[Records that describe figures]
Begin

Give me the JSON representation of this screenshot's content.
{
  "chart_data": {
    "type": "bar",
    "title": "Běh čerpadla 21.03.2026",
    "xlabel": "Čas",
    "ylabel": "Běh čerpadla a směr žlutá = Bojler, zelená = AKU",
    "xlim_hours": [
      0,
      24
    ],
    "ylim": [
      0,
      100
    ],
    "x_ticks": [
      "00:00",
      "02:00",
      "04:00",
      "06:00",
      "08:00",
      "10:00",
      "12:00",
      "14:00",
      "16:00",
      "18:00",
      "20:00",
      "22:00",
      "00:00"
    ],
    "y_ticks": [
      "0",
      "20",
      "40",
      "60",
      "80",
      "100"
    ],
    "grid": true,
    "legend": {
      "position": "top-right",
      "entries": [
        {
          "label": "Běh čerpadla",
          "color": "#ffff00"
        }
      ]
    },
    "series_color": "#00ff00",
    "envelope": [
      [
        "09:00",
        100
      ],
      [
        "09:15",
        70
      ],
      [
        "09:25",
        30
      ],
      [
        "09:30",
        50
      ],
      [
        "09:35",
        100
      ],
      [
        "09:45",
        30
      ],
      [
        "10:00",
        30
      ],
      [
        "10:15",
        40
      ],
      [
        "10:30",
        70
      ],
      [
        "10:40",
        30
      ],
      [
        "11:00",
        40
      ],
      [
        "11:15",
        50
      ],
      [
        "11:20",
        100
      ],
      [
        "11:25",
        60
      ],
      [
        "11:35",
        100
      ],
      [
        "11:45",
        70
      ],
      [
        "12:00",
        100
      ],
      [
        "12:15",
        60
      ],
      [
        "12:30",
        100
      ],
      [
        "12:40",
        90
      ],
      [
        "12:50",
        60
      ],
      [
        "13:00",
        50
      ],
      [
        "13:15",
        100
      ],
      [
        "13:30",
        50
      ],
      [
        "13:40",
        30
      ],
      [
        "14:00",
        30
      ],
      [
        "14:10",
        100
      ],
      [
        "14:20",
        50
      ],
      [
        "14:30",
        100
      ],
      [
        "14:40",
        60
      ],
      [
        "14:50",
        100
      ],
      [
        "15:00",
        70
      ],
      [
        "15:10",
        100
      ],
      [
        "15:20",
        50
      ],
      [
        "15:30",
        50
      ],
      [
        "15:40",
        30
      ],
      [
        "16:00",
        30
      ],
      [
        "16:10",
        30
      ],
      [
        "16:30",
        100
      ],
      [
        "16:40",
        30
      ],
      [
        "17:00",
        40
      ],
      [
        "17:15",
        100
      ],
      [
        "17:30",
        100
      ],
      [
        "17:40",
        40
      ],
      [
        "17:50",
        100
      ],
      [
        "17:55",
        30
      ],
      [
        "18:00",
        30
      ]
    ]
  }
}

End

**TASK INSTRUCTIONS**.
Provide solely the number of lines in the data that include the word "čerpadla".

**RESULT OF THIS TASK**.
3